Look for "exam" in the listing below. Gather each line that contains it.
════
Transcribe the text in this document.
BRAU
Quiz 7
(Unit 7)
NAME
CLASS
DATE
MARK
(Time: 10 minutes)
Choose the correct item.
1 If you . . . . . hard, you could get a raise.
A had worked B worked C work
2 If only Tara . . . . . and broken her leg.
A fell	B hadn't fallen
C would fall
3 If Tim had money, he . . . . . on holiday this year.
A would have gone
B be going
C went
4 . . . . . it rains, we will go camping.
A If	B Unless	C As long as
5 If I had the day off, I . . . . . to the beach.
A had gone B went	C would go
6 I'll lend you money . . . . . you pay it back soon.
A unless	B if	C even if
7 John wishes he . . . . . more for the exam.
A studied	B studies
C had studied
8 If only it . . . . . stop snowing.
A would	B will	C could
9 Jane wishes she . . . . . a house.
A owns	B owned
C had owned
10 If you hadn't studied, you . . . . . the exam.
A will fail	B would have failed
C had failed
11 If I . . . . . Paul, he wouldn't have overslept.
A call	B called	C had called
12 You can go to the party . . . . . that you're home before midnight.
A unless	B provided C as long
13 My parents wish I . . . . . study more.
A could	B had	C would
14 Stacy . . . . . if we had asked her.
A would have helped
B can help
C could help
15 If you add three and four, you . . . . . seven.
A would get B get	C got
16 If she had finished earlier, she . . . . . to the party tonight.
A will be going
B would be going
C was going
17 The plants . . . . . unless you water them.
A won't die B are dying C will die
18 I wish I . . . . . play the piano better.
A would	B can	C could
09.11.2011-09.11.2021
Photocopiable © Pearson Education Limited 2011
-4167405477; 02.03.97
════
- [Response]:
7 John wishes he . . . . . more for the exam.
10 If you hadn't studied, you . . . . . the exam.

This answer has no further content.